> [Exercise details]:
Every record must be repeated exactly, with no omission.

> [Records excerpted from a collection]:
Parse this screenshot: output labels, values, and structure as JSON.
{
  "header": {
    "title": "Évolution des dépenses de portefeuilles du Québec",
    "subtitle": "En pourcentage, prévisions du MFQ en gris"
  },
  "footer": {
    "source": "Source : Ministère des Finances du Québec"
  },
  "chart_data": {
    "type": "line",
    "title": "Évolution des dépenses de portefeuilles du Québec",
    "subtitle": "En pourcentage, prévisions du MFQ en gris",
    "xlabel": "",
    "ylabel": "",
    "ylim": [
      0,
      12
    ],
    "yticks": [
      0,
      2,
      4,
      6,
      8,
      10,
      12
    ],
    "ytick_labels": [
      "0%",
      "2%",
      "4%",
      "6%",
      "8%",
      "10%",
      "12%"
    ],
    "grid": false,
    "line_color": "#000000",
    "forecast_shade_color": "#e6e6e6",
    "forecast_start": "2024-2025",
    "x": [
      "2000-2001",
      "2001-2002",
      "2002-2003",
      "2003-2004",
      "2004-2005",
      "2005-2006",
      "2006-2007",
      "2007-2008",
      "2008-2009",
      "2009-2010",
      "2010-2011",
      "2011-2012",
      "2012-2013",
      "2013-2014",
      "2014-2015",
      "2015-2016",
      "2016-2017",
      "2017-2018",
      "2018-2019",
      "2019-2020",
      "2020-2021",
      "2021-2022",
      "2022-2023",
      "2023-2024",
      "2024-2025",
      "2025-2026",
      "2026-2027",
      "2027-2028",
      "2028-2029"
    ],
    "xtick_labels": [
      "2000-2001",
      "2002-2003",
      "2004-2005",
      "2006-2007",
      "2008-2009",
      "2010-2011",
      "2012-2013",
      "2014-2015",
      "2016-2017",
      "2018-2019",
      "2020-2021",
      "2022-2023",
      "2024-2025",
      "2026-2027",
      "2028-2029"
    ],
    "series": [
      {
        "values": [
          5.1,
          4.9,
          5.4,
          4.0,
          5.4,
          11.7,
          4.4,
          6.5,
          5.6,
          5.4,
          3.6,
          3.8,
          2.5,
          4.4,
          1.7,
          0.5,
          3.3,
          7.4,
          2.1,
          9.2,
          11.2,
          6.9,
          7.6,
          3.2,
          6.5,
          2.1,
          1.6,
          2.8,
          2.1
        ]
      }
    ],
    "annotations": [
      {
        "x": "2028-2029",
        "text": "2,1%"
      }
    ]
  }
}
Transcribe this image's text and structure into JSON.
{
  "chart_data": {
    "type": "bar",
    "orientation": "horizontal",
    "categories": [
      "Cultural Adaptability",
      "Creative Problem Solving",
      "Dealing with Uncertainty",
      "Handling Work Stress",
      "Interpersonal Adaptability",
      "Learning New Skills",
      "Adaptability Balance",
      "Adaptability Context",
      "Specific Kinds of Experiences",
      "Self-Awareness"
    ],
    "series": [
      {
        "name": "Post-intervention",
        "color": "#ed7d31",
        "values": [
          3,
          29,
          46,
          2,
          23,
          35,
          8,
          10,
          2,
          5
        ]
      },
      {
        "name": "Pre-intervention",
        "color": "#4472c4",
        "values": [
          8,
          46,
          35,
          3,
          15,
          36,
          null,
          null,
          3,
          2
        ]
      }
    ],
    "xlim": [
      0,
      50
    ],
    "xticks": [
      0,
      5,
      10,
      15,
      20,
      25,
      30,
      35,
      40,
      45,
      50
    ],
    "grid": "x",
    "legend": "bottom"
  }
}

> [Solution]:
Parse this screenshot: output labels, values, and structure as JSON.
{
  "header": {
    "title": "Évolution des dépenses de portefeuilles du Québec",
    "subtitle": "En pourcentage, prévisions du MFQ en gris"
  },
  "footer": {
    "source": "Source : Ministère des Finances du Québec"
  },
  "chart_data": {
    "type": "line",
    "title": "Évolution des dépenses de portefeuilles du Québec",
    "subtitle": "En pourcentage, prévisions du MFQ en gris",
    "xlabel": "",
    "ylabel": "",
    "ylim": [
      0,
      12
    ],
    "yticks": [
      0,
      2,
      4,
      6,
      8,
      10,
      12
    ],
    "ytick_labels": [
      "0%",
      "2%",
      "4%",
      "6%",
      "8%",
      "10%",
      "12%"
    ],
    "grid": false,
    "line_color": "#000000",
    "forecast_shade_color": "#e6e6e6",
    "forecast_start": "2024-2025",
    "x": [
      "2000-2001",
      "2001-2002",
      "2002-2003",
      "2003-2004",
      "2004-2005",
      "2005-2006",
      "2006-2007",
      "2007-2008",
      "2008-2009",
      "2009-2010",
      "2010-2011",
      "2011-2012",
      "2012-2013",
      "2013-2014",
      "2014-2015",
      "2015-2016",
      "2016-2017",
      "2017-2018",
      "2018-2019",
      "2019-2020",
      "2020-2021",
      "2021-2022",
      "2022-2023",
      "2023-2024",
      "2024-2025",
      "2025-2026",
      "2026-2027",
      "2027-2028",
      "2028-2029"
    ],
    "xtick_labels": [
      "2000-2001",
      "2002-2003",
      "2004-2005",
      "2006-2007",
      "2008-2009",
      "2010-2011",
      "2012-2013",
      "2014-2015",
      "2016-2017",
      "2018-2019",
      "2020-2021",
      "2022-2023",
      "2024-2025",
      "2026-2027",
      "2028-2029"
    ],
    "series": [
      {
        "values": [
          5.1,
          4.9,
          5.4,
          4.0,
          5.4,
          11.7,
          4.4,
          6.5,
          5.6,
          5.4,
          3.6,
          3.8,
          2.5,
          4.4,
          1.7,
          0.5,
          3.3,
          7.4,
          2.1,
          9.2,
          11.2,
          6.9,
          7.6,
          3.2,
          6.5,
          2.1,
          1.6,
          2.8,
          2.1
        ]
      }
    ],
    "annotations": [
      {
        "x": "2028-2029",
        "text": "2,1%"
      }
    ]
  }
}
Transcribe this image's text and structure into JSON.
{
  "chart_data": {
    "type": "bar",
    "orientation": "horizontal",
    "categories": [
      "Cultural Adaptability",
      "Creative Problem Solving",
      "Dealing with Uncertainty",
      "Handling Work Stress",
      "Interpersonal Adaptability",
      "Learning New Skills",
      "Adaptability Balance",
      "Adaptability Context",
      "Specific Kinds of Experiences",
      "Self-Awareness"
    ],
    "series": [
      {
        "name": "Post-intervention",
        "color": "#ed7d31",
        "values": [
          3,
          29,
          46,
          2,
          23,
          35,
          8,
          10,
          2,
          5
        ]
      },
      {
        "name": "Pre-intervention",
        "color": "#4472c4",
        "values": [
          8,
          46,
          35,
          3,
          15,
          36,
          null,
          null,
          3,
          2
        ]
      }
    ],
    "xlim": [
      0,
      50
    ],
    "xticks": [
      0,
      5,
      10,
      15,
      20,
      25,
      30,
      35,
      40,
      45,
      50
    ],
    "grid": "x",
    "legend": "bottom"
  }
}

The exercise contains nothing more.